REQUIREMENTS
Each record below is to be copied word for word, with pictures removed.

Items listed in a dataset
┄┄┄┄┄┄

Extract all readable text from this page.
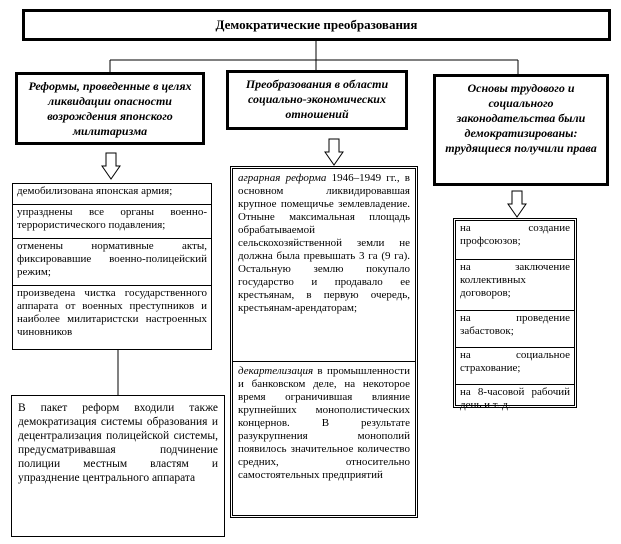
Демократические преобразования
Реформы, проведенные в целях ликвидации опасности возрождения японского милитаризма
демобилизована японская армия;
упразднены все органы военно-террористического подавления;
отменены нормативные акты, фиксировавшие военно-полицейский режим;
произведена чистка государственного аппарата от военных преступников и наиболее милитаристски настроенных чиновников
В пакет реформ входили также демократизация системы образования и децентрализация полицейской системы, предусматривавшая подчинение полиции местным властям и упразднение центрального аппарата
Преобразования в области социально-экономических отношений
аграрная реформа 1946–1949 гг., в основном ликвидировавшая крупное помещичье землевладение. Отныне максимальная площадь обрабатываемой сельскохозяйственной земли не должна была превышать 3 га (9 га). Остальную землю покупало государство и продавало ее крестьянам, в первую очередь, крестьянам-арендаторам;
декартелизация в промышленности и банковском деле, на некоторое время ограничившая влияние крупнейших монополистических концернов. В результате разукрупнения монополий появилось значительное количество средних, относительно самостоятельных предприятий
Основы трудового и социального законодательства были демократизированы: трудящиеся получили права
на создание профсоюзов;
на заключение коллективных договоров;
на проведение забастовок;
на социальное страхование;
на 8-часовой рабочий день и т. д.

┄┄┄┄┄┄

ANSWER FOR THIS EXERCISE
Extract all readable text from this page.
Демократические преобразования
Реформы, проведенные в целях ликвидации опасности возрождения японского милитаризма
демобилизована японская армия;
упразднены все органы военно-террористического подавления;
отменены нормативные акты, фиксировавшие военно-полицейский режим;
произведена чистка государственного аппарата от военных преступников и наиболее милитаристски настроенных чиновников
В пакет реформ входили также демократизация системы образования и децентрализация полицейской системы, предусматривавшая подчинение полиции местным властям и упразднение центрального аппарата
Преобразования в области социально-экономических отношений
аграрная реформа 1946–1949 гг., в основном ликвидировавшая крупное помещичье землевладение. Отныне максимальная площадь обрабатываемой сельскохозяйственной земли не должна была превышать 3 га (9 га). Остальную землю покупало государство и продавало ее крестьянам, в первую очередь, крестьянам-арендаторам;
декартелизация в промышленности и банковском деле, на некоторое время ограничившая влияние крупнейших монополистических концернов. В результате разукрупнения монополий появилось значительное количество средних, относительно самостоятельных предприятий
Основы трудового и социального законодательства были демократизированы: трудящиеся получили права
на создание профсоюзов;
на заключение коллективных договоров;
на проведение забастовок;
на социальное страхование;
на 8-часовой рабочий день и т. д.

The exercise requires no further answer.